>> Begin
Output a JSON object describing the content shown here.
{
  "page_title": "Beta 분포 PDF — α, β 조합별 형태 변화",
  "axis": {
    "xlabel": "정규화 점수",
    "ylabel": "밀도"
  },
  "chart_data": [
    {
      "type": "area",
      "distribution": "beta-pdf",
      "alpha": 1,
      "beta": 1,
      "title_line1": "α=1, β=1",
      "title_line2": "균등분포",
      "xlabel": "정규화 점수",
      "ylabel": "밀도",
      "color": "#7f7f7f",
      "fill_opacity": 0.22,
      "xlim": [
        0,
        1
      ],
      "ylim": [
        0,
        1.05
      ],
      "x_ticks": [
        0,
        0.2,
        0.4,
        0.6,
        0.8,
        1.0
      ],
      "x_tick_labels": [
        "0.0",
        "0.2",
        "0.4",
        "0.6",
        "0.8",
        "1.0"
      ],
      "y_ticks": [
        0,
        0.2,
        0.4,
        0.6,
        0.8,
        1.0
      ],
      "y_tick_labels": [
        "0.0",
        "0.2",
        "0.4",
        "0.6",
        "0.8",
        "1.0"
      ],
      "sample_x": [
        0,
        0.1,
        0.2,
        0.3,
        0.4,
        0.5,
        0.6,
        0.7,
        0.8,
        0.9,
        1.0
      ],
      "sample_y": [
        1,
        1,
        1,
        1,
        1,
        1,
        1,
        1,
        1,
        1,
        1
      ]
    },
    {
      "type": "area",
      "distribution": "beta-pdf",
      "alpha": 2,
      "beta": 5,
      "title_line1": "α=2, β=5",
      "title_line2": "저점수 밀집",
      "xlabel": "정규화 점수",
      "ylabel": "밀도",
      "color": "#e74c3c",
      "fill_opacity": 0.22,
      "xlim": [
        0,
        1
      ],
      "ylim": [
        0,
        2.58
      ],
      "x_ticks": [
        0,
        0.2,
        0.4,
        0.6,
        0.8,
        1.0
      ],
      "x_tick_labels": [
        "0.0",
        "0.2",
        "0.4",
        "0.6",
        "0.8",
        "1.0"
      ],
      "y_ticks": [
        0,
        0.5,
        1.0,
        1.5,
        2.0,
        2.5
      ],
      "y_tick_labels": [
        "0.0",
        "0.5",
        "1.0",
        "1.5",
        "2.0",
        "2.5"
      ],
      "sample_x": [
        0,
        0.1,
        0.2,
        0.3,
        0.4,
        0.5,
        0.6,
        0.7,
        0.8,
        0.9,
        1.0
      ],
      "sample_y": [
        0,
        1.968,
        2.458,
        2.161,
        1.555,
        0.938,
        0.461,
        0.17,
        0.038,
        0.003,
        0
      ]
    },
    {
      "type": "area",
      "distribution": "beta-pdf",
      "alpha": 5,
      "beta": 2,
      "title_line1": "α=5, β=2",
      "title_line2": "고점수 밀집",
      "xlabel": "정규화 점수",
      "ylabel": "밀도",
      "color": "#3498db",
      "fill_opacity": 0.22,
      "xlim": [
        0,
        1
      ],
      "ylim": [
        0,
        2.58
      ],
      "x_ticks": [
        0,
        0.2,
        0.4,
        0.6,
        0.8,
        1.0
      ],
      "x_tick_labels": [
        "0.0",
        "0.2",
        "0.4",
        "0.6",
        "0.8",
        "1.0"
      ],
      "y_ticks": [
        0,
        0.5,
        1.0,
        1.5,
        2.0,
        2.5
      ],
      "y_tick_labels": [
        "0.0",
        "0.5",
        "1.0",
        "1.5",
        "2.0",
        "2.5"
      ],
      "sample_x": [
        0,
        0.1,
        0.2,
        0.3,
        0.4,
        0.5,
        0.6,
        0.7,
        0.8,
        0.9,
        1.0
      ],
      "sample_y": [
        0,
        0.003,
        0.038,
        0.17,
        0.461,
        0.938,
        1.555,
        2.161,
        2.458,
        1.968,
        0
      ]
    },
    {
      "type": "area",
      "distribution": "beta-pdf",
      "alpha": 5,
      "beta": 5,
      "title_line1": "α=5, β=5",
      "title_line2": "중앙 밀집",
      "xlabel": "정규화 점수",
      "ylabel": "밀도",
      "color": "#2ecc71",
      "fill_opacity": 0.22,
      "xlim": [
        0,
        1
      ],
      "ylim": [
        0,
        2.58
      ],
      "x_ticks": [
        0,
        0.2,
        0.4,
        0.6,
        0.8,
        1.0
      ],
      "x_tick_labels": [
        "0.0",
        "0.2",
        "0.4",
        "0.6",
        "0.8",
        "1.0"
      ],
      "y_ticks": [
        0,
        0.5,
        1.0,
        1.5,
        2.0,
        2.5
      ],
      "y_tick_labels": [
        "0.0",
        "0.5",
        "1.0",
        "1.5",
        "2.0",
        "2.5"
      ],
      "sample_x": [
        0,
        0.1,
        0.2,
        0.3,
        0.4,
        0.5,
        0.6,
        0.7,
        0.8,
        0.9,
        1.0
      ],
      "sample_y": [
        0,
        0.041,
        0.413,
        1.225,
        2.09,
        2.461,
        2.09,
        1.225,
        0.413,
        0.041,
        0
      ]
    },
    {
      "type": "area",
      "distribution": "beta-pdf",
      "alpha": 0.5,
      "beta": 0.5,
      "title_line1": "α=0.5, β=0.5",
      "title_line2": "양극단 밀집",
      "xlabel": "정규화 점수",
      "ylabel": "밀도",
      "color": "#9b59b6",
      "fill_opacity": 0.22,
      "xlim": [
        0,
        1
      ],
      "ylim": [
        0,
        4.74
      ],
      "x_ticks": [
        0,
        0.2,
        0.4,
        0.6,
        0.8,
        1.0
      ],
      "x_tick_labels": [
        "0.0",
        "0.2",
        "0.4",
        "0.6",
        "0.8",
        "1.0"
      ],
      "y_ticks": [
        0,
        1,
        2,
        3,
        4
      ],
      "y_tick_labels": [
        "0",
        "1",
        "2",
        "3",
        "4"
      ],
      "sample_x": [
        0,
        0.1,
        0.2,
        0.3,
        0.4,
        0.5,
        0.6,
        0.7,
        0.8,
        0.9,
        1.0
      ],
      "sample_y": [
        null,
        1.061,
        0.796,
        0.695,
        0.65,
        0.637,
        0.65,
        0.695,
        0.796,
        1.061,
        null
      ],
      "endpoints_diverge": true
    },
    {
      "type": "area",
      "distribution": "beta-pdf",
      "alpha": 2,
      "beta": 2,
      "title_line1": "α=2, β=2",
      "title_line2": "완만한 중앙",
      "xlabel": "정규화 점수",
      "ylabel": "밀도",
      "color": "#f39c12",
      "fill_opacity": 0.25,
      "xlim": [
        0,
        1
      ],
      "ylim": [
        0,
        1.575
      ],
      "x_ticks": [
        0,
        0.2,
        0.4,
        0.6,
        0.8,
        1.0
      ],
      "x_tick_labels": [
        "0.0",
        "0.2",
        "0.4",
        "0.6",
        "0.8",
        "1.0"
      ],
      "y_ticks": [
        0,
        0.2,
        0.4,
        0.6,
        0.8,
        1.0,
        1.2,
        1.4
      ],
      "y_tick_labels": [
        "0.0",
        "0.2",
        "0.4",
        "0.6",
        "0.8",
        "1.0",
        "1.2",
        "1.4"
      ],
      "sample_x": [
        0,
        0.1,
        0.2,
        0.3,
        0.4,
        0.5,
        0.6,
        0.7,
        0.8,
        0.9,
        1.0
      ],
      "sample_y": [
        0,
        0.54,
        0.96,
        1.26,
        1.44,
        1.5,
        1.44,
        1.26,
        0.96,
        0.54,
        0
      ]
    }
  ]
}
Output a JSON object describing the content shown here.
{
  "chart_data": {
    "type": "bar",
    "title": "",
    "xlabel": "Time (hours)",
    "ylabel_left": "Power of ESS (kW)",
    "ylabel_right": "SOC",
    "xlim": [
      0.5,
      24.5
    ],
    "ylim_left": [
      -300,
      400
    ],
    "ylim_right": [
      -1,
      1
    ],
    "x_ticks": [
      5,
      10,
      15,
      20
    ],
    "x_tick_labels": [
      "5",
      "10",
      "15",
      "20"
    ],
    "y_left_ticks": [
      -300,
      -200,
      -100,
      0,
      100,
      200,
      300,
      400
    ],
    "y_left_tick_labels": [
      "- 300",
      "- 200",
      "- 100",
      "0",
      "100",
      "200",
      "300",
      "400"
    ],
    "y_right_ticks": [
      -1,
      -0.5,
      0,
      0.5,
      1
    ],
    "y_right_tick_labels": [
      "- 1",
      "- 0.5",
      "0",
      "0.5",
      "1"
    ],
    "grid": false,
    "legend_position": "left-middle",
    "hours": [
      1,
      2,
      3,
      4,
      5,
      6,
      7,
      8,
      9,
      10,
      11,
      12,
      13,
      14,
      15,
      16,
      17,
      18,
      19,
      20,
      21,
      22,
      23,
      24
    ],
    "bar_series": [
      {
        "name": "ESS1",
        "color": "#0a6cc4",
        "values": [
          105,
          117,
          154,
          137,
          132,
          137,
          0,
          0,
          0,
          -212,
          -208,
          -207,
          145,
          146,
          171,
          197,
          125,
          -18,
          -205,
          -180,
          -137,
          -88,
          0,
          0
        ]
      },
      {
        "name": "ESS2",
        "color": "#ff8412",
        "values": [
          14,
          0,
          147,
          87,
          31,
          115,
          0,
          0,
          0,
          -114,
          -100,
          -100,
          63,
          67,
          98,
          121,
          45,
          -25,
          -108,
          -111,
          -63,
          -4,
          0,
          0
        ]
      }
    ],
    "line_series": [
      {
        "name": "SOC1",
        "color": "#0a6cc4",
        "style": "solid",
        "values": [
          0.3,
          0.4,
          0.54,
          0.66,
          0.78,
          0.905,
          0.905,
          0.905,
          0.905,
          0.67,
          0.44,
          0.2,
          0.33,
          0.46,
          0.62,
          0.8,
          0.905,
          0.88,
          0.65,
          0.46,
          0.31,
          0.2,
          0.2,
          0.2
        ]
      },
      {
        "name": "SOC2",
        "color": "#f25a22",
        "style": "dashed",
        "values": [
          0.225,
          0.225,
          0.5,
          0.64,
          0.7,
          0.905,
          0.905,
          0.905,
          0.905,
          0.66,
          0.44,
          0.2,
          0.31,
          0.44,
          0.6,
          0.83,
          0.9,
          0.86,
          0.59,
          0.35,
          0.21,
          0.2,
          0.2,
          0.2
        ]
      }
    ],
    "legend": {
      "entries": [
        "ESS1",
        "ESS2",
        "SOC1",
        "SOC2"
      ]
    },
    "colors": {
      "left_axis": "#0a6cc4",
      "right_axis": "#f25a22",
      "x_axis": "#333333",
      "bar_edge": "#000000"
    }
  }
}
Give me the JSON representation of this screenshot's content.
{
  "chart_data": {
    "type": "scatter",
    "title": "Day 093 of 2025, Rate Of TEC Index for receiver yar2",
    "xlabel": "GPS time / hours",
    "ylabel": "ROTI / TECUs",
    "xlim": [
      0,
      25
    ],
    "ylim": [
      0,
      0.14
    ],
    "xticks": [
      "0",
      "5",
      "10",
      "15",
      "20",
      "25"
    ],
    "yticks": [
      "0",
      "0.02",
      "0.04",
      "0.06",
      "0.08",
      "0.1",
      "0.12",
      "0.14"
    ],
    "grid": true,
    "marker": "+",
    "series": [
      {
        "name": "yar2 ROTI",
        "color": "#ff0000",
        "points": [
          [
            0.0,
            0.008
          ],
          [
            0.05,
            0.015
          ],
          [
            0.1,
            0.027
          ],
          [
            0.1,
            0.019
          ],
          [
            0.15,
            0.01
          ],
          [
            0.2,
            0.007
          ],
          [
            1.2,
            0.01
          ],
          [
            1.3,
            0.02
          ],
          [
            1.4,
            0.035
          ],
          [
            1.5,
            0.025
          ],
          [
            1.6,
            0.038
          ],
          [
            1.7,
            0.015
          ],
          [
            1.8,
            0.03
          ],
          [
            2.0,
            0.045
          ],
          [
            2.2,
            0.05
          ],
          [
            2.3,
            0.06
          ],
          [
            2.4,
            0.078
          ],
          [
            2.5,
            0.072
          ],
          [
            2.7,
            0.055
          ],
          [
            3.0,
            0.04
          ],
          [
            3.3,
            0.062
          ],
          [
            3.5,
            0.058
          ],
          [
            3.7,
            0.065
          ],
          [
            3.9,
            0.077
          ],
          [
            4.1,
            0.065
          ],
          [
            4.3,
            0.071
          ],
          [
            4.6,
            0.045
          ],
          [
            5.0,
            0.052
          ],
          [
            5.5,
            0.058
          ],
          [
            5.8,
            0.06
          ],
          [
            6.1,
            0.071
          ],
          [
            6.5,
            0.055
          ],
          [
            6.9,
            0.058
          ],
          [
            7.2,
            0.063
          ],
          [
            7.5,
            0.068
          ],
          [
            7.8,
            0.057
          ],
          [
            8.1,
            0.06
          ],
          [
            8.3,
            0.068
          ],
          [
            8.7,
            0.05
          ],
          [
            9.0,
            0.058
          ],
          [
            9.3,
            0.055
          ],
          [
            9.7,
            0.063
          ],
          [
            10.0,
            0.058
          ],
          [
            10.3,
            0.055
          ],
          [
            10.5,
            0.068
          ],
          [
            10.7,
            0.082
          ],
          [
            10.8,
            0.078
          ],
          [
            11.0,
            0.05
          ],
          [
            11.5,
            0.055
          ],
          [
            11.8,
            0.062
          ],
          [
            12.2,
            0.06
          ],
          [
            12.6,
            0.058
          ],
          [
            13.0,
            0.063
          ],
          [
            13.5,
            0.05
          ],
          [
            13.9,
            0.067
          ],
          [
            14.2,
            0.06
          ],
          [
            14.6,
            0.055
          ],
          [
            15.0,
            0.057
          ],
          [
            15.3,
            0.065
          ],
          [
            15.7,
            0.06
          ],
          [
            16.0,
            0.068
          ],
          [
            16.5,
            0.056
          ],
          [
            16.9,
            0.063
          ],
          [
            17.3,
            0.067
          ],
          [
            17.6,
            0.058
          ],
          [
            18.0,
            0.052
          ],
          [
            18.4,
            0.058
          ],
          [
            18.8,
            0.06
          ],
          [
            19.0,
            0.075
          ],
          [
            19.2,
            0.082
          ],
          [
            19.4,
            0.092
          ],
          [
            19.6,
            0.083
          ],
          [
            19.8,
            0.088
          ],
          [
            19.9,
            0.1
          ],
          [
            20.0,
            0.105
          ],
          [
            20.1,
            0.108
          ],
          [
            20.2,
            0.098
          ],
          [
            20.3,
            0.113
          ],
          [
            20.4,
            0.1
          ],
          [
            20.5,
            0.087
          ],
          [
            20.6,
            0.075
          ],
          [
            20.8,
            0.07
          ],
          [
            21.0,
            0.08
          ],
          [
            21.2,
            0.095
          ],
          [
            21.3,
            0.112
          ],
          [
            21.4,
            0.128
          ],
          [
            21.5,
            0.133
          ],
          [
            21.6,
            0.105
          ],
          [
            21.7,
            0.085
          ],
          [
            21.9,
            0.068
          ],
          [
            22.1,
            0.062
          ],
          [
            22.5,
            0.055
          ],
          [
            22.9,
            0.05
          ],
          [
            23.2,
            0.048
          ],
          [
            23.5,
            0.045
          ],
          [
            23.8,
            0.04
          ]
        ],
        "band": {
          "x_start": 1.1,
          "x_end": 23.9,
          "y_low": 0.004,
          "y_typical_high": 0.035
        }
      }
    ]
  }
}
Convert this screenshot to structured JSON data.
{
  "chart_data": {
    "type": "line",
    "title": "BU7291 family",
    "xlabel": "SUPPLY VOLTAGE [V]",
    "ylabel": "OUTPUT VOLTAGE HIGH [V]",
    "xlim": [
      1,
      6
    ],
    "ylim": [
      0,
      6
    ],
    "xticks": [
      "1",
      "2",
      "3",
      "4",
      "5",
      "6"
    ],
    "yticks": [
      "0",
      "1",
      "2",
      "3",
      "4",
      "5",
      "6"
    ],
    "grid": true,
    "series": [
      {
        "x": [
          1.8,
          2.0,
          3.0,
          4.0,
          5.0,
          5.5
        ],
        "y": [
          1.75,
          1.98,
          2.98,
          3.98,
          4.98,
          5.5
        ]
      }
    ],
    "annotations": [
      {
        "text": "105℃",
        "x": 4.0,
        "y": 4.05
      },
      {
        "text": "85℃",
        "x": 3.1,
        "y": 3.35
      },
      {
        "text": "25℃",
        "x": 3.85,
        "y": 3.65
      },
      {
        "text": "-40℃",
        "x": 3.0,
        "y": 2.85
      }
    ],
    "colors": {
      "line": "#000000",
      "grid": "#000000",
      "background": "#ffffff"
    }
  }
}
>> End
--- STATED PROBLEM ---
Which lines in the data above contain "JSON"? Show each one.

--- FULL RESPONSE ---
Output a JSON object describing the content shown here.
Output a JSON object describing the content shown here.
Give me the JSON representation of this screenshot's content.
Convert this screenshot to structured JSON data.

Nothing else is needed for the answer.